[REQUIRED WORK]
Exact reproduction is required for all entries.

[STORED RECORDS]
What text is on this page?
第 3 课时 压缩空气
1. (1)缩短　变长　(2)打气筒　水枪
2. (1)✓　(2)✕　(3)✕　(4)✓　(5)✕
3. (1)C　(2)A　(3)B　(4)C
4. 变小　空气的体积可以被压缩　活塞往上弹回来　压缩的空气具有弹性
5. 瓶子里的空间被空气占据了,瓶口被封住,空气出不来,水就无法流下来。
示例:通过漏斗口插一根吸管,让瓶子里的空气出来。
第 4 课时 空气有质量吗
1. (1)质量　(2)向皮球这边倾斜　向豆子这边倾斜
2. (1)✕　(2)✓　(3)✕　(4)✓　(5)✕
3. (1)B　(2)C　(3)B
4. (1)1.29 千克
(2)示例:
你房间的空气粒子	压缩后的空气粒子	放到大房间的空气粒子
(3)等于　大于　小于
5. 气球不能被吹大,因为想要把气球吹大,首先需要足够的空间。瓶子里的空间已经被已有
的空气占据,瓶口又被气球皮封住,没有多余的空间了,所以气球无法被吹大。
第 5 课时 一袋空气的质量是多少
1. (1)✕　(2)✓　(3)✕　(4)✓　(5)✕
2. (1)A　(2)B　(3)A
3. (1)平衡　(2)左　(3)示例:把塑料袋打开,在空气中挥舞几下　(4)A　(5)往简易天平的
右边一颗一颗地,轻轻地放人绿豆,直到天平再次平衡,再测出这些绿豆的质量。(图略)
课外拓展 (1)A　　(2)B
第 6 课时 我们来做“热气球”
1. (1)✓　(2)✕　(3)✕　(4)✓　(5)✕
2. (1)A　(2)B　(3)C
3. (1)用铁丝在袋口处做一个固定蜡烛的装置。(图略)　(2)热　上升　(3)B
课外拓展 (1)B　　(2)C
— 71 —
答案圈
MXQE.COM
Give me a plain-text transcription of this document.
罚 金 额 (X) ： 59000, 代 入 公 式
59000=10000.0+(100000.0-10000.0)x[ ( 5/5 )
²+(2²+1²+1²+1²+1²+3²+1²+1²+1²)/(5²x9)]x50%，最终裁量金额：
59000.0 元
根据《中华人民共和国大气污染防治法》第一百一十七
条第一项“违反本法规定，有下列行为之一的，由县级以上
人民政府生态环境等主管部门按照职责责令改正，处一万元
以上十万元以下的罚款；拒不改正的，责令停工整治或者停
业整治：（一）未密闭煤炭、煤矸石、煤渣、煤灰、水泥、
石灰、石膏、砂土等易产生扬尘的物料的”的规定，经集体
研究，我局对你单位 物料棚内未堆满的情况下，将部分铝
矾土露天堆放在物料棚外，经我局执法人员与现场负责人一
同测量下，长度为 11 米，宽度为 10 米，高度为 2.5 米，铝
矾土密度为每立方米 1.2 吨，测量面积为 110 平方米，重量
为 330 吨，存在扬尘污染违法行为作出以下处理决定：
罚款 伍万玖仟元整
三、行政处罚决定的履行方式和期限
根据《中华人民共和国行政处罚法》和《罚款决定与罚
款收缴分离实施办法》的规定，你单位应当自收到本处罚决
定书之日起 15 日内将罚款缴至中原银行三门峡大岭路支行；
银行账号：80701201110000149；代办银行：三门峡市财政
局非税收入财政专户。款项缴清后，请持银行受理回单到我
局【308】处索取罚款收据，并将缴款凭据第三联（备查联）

[CORRECT ANSWER]
What text is on this page?
第 3 课时 压缩空气
1. (1)缩短　变长　(2)打气筒　水枪
2. (1)✓　(2)✕　(3)✕　(4)✓　(5)✕
3. (1)C　(2)A　(3)B　(4)C
4. 变小　空气的体积可以被压缩　活塞往上弹回来　压缩的空气具有弹性
5. 瓶子里的空间被空气占据了,瓶口被封住,空气出不来,水就无法流下来。
示例:通过漏斗口插一根吸管,让瓶子里的空气出来。
第 4 课时 空气有质量吗
1. (1)质量　(2)向皮球这边倾斜　向豆子这边倾斜
2. (1)✕　(2)✓　(3)✕　(4)✓　(5)✕
3. (1)B　(2)C　(3)B
4. (1)1.29 千克
(2)示例:
你房间的空气粒子	压缩后的空气粒子	放到大房间的空气粒子
(3)等于　大于　小于
5. 气球不能被吹大,因为想要把气球吹大,首先需要足够的空间。瓶子里的空间已经被已有
的空气占据,瓶口又被气球皮封住,没有多余的空间了,所以气球无法被吹大。
第 5 课时 一袋空气的质量是多少
1. (1)✕　(2)✓　(3)✕　(4)✓　(5)✕
2. (1)A　(2)B　(3)A
3. (1)平衡　(2)左　(3)示例:把塑料袋打开,在空气中挥舞几下　(4)A　(5)往简易天平的
右边一颗一颗地,轻轻地放人绿豆,直到天平再次平衡,再测出这些绿豆的质量。(图略)
课外拓展 (1)A　　(2)B
第 6 课时 我们来做“热气球”
1. (1)✓　(2)✕　(3)✕　(4)✓　(5)✕
2. (1)A　(2)B　(3)C
3. (1)用铁丝在袋口处做一个固定蜡烛的装置。(图略)　(2)热　上升　(3)B
课外拓展 (1)B　　(2)C
— 71 —
答案圈
MXQE.COM
Give me a plain-text transcription of this document.
罚 金 额 (X) ： 59000, 代 入 公 式
59000=10000.0+(100000.0-10000.0)x[ ( 5/5 )
²+(2²+1²+1²+1²+1²+3²+1²+1²+1²)/(5²x9)]x50%，最终裁量金额：
59000.0 元
根据《中华人民共和国大气污染防治法》第一百一十七
条第一项“违反本法规定，有下列行为之一的，由县级以上
人民政府生态环境等主管部门按照职责责令改正，处一万元
以上十万元以下的罚款；拒不改正的，责令停工整治或者停
业整治：（一）未密闭煤炭、煤矸石、煤渣、煤灰、水泥、
石灰、石膏、砂土等易产生扬尘的物料的”的规定，经集体
研究，我局对你单位 物料棚内未堆满的情况下，将部分铝
矾土露天堆放在物料棚外，经我局执法人员与现场负责人一
同测量下，长度为 11 米，宽度为 10 米，高度为 2.5 米，铝
矾土密度为每立方米 1.2 吨，测量面积为 110 平方米，重量
为 330 吨，存在扬尘污染违法行为作出以下处理决定：
罚款 伍万玖仟元整
三、行政处罚决定的履行方式和期限
根据《中华人民共和国行政处罚法》和《罚款决定与罚
款收缴分离实施办法》的规定，你单位应当自收到本处罚决
定书之日起 15 日内将罚款缴至中原银行三门峡大岭路支行；
银行账号：80701201110000149；代办银行：三门峡市财政
局非税收入财政专户。款项缴清后，请持银行受理回单到我
局【308】处索取罚款收据，并将缴款凭据第三联（备查联）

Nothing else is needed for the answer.